THE RECORDS.
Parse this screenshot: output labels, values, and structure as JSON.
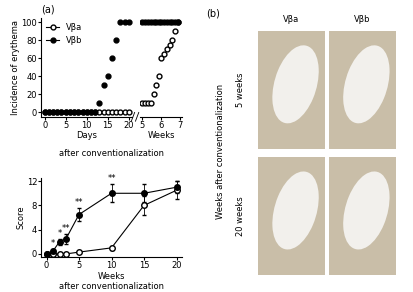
{
  "chart_data": [
    {
      "type": "line",
      "panel": "(a)",
      "ylabel": "Incidence of erythema",
      "xlabel": "Days",
      "annotation": "after conventionalization",
      "legend": "upper left",
      "xlim": [
        -0.8,
        20.8
      ],
      "xticks": [
        0,
        5,
        10,
        15,
        20
      ],
      "ylim": [
        -5,
        105
      ],
      "yticks": [
        0,
        20,
        40,
        60,
        80,
        100
      ],
      "series": [
        {
          "name": "Vβa",
          "color": "#000000",
          "marker": "open",
          "x": [
            0,
            1,
            2,
            3,
            4,
            5,
            6,
            7,
            8,
            9,
            10,
            11,
            12,
            13,
            14,
            15,
            16,
            17,
            18,
            19,
            20
          ],
          "values": [
            0,
            0,
            0,
            0,
            0,
            0,
            0,
            0,
            0,
            0,
            0,
            0,
            0,
            0,
            0,
            0,
            0,
            0,
            0,
            0,
            0
          ]
        },
        {
          "name": "Vβb",
          "color": "#000000",
          "marker": "filled",
          "x": [
            0,
            1,
            2,
            3,
            4,
            5,
            6,
            7,
            8,
            9,
            10,
            11,
            12,
            13,
            14,
            15,
            16,
            17,
            18,
            19,
            20
          ],
          "values": [
            0,
            0,
            0,
            0,
            0,
            0,
            0,
            0,
            0,
            0,
            0,
            0,
            0,
            10,
            30,
            40,
            60,
            80,
            100,
            100,
            100
          ]
        }
      ]
    },
    {
      "type": "line",
      "xlabel": "Weeks",
      "xlim": [
        4.9,
        7.1
      ],
      "xticks": [
        5,
        6,
        7
      ],
      "ylim": [
        -5,
        105
      ],
      "yticks": [
        0,
        20,
        40,
        60,
        80,
        100
      ],
      "tick_labels": "x",
      "series": [
        {
          "name": "Vβa",
          "color": "#000000",
          "marker": "open",
          "x": [
            5.0,
            5.15,
            5.3,
            5.45,
            5.6,
            5.75,
            5.9,
            6.0,
            6.15,
            6.3,
            6.45,
            6.6,
            6.75,
            6.9
          ],
          "values": [
            10,
            10,
            10,
            10,
            20,
            30,
            40,
            60,
            65,
            70,
            75,
            80,
            90,
            100
          ]
        },
        {
          "name": "Vβb",
          "color": "#000000",
          "marker": "filled",
          "x": [
            5.0,
            5.15,
            5.3,
            5.45,
            5.6,
            5.75,
            5.9,
            6.0,
            6.15,
            6.3,
            6.45,
            6.6,
            6.75,
            6.9
          ],
          "values": [
            100,
            100,
            100,
            100,
            100,
            100,
            100,
            100,
            100,
            100,
            100,
            100,
            100,
            100
          ]
        }
      ]
    },
    {
      "type": "line",
      "ylabel": "Score",
      "xlabel": "Weeks\nafter conventionalization",
      "xlim": [
        -0.8,
        20.8
      ],
      "xticks": [
        0,
        5,
        10,
        15,
        20
      ],
      "ylim": [
        -0.5,
        12.5
      ],
      "yticks": [
        0,
        4,
        8,
        12
      ],
      "series": [
        {
          "name": "Vβa",
          "color": "#000000",
          "marker": "open",
          "x": [
            0,
            1,
            2,
            3,
            5,
            10,
            15,
            20
          ],
          "values": [
            0,
            0,
            0,
            0,
            0.3,
            1,
            8,
            10.5
          ],
          "errors": [
            0,
            0,
            0,
            0,
            0.2,
            0.3,
            1.5,
            1.5
          ]
        },
        {
          "name": "Vβb",
          "color": "#000000",
          "marker": "filled",
          "x": [
            0,
            1,
            2,
            3,
            5,
            10,
            15,
            20
          ],
          "values": [
            0,
            0.5,
            2,
            2.5,
            6.5,
            10,
            10,
            11
          ],
          "errors": [
            0,
            0.3,
            0.5,
            0.8,
            1,
            1.5,
            1.5,
            1
          ]
        }
      ],
      "annotations": [
        {
          "x": 1,
          "text": "*"
        },
        {
          "x": 2,
          "text": "*"
        },
        {
          "x": 3,
          "text": "**"
        },
        {
          "x": 5,
          "text": "**"
        },
        {
          "x": 10,
          "text": "**"
        }
      ]
    }
  ],
  "photos": {
    "label": "(b)",
    "columns": [
      "Vβa",
      "Vβb"
    ],
    "rows": [
      "5 weeks",
      "20 weeks"
    ],
    "row_axis_label": "Weeks after conventionalization"
  }
}
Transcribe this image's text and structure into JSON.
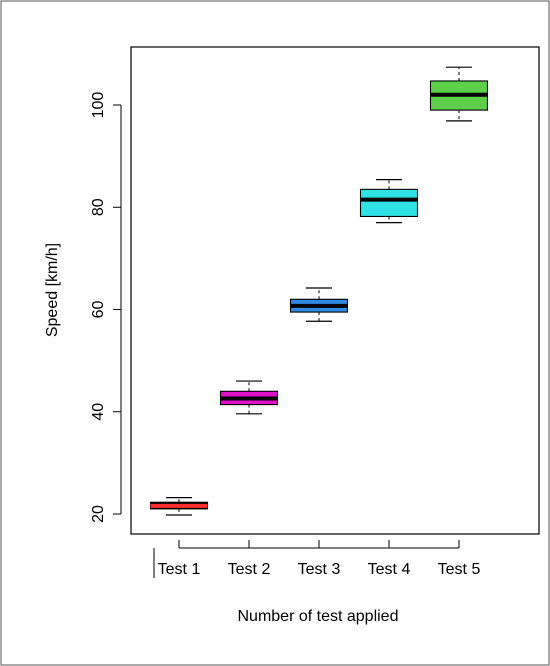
{
  "chart_data": {
    "type": "boxplot",
    "title": "",
    "xlabel": "Number of test applied",
    "ylabel": "Speed [km/h]",
    "ylim": [
      17.5,
      110
    ],
    "yticks": [
      20,
      40,
      60,
      80,
      100
    ],
    "categories": [
      "Test 1",
      "Test 2",
      "Test 3",
      "Test 4",
      "Test 5"
    ],
    "boxes": [
      {
        "category": "Test 1",
        "min": 19.8,
        "q1": 21.0,
        "median": 21.6,
        "q3": 22.3,
        "max": 23.2,
        "color": "#000000",
        "median_color": "#ff2d2d"
      },
      {
        "category": "Test 2",
        "min": 39.6,
        "q1": 41.4,
        "median": 42.6,
        "q3": 44.0,
        "max": 46.0,
        "color": "#e010c8",
        "median_color": "#000000"
      },
      {
        "category": "Test 3",
        "min": 57.7,
        "q1": 59.5,
        "median": 60.7,
        "q3": 62.0,
        "max": 64.2,
        "color": "#2f8ae6",
        "median_color": "#000000"
      },
      {
        "category": "Test 4",
        "min": 77.0,
        "q1": 78.2,
        "median": 81.5,
        "q3": 83.5,
        "max": 85.4,
        "color": "#30e2e6",
        "median_color": "#000000"
      },
      {
        "category": "Test 5",
        "min": 96.9,
        "q1": 99.0,
        "median": 102.0,
        "q3": 104.7,
        "max": 107.4,
        "color": "#5dcf4a",
        "median_color": "#000000"
      }
    ],
    "grid": false,
    "legend": "none"
  }
}
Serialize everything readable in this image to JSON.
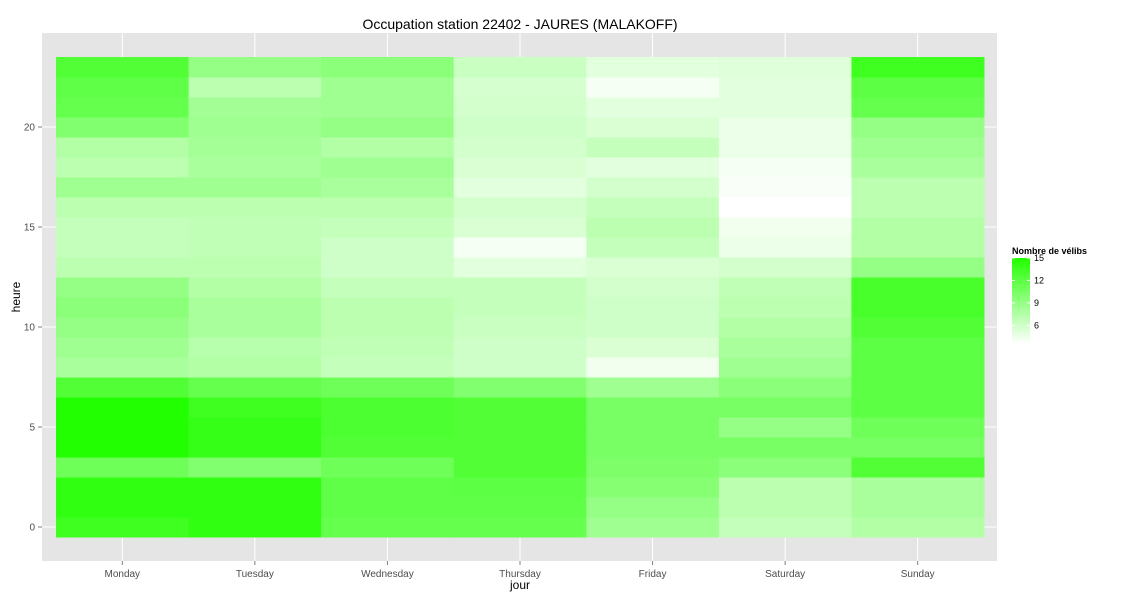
{
  "chart_data": {
    "type": "heatmap",
    "title": "Occupation station 22402 - JAURES (MALAKOFF)",
    "xlabel": "jour",
    "ylabel": "heure",
    "days": [
      "Monday",
      "Tuesday",
      "Wednesday",
      "Thursday",
      "Friday",
      "Saturday",
      "Sunday"
    ],
    "hours": [
      0,
      1,
      2,
      3,
      4,
      5,
      6,
      7,
      8,
      9,
      10,
      11,
      12,
      13,
      14,
      15,
      16,
      17,
      18,
      19,
      20,
      21,
      22,
      23
    ],
    "y_ticks": [
      0,
      5,
      10,
      15,
      20
    ],
    "ylim": [
      -0.5,
      23.5
    ],
    "grid": true,
    "legend": {
      "title": "Nombre de vélibs",
      "position": "right",
      "ticks": [
        6,
        9,
        12,
        15
      ],
      "min": 3.5,
      "max": 15
    },
    "colors": {
      "low": "#ffffff",
      "high": "#22ff00",
      "panel": "#e5e5e5",
      "grid": "#ffffff"
    },
    "values": {
      "Monday": [
        13.5,
        14.2,
        14.2,
        11.0,
        15.0,
        15.0,
        15.0,
        12.5,
        8.0,
        8.5,
        9.0,
        9.5,
        9.0,
        7.0,
        6.5,
        6.5,
        7.0,
        8.5,
        7.0,
        7.5,
        10.0,
        11.5,
        11.8,
        12.5
      ],
      "Tuesday": [
        14.2,
        14.2,
        14.2,
        10.0,
        14.0,
        14.0,
        13.5,
        11.5,
        7.5,
        7.2,
        8.0,
        8.0,
        7.5,
        7.0,
        6.8,
        6.8,
        7.0,
        8.5,
        8.0,
        8.2,
        8.5,
        8.3,
        7.0,
        9.0
      ],
      "Wednesday": [
        11.5,
        11.8,
        11.8,
        11.0,
        12.5,
        12.8,
        12.8,
        11.0,
        6.5,
        6.8,
        7.0,
        7.0,
        6.5,
        6.0,
        6.0,
        6.5,
        7.0,
        8.0,
        8.5,
        7.5,
        9.0,
        8.5,
        8.5,
        9.5
      ],
      "Thursday": [
        11.5,
        11.8,
        12.0,
        12.5,
        12.5,
        12.5,
        12.5,
        10.0,
        6.0,
        6.0,
        6.3,
        6.5,
        6.5,
        5.0,
        4.0,
        5.5,
        5.8,
        5.0,
        5.5,
        5.8,
        6.0,
        5.8,
        5.7,
        6.3
      ],
      "Friday": [
        8.5,
        9.0,
        9.8,
        10.2,
        10.5,
        10.5,
        10.5,
        8.5,
        4.2,
        5.5,
        6.0,
        6.0,
        5.8,
        5.5,
        6.5,
        7.0,
        6.5,
        5.8,
        5.0,
        6.5,
        5.5,
        5.0,
        4.0,
        5.0
      ],
      "Saturday": [
        6.5,
        7.0,
        7.0,
        9.5,
        10.5,
        9.0,
        10.5,
        9.5,
        8.5,
        8.0,
        7.5,
        7.0,
        6.8,
        5.8,
        4.5,
        4.2,
        3.5,
        3.8,
        4.0,
        4.5,
        4.5,
        5.0,
        5.0,
        5.2
      ],
      "Sunday": [
        7.5,
        8.0,
        8.0,
        12.5,
        10.5,
        11.0,
        12.0,
        12.0,
        12.0,
        12.0,
        12.5,
        13.0,
        13.0,
        9.0,
        7.5,
        7.5,
        7.0,
        7.0,
        8.0,
        8.5,
        9.0,
        11.5,
        12.0,
        13.5
      ]
    }
  }
}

DIRECTIONS. Report how many lines in the data contain the word "this", with no words besides the number.

SOLUTION. 3